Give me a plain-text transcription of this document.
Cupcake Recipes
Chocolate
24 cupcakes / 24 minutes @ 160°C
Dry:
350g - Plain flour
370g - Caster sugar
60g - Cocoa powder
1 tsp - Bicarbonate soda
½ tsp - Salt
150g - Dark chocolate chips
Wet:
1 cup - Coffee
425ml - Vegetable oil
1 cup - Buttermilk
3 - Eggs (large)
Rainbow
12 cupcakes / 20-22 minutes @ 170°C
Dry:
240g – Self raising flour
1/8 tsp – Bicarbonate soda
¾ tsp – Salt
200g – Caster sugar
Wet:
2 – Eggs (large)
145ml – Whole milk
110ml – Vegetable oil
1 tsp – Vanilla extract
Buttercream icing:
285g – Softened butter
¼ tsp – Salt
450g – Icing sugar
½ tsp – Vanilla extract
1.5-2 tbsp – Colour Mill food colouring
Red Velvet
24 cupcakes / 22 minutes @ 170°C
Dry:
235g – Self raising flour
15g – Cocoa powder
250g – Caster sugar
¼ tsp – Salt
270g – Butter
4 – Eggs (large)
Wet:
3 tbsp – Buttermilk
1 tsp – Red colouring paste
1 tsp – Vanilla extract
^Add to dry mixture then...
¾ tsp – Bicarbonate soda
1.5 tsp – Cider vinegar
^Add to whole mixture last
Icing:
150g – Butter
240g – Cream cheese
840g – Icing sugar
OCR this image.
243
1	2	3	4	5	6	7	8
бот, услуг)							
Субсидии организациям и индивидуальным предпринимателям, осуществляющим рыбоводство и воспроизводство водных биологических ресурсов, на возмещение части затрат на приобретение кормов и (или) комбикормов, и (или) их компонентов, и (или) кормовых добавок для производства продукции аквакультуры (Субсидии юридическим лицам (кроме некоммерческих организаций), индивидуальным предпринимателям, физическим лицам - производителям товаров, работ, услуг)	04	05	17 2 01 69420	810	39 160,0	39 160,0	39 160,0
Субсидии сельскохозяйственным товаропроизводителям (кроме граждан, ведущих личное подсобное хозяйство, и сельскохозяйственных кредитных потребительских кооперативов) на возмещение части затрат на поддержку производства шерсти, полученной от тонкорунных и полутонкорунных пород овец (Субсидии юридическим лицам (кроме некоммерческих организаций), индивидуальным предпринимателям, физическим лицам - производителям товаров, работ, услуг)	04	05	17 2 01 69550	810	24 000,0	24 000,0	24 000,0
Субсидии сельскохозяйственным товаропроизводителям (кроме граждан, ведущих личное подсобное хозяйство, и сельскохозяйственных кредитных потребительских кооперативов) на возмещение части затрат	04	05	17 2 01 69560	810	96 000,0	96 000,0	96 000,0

+-------+

Looking at the records above, count the lines where the word "colouring" appears. State only the number.

2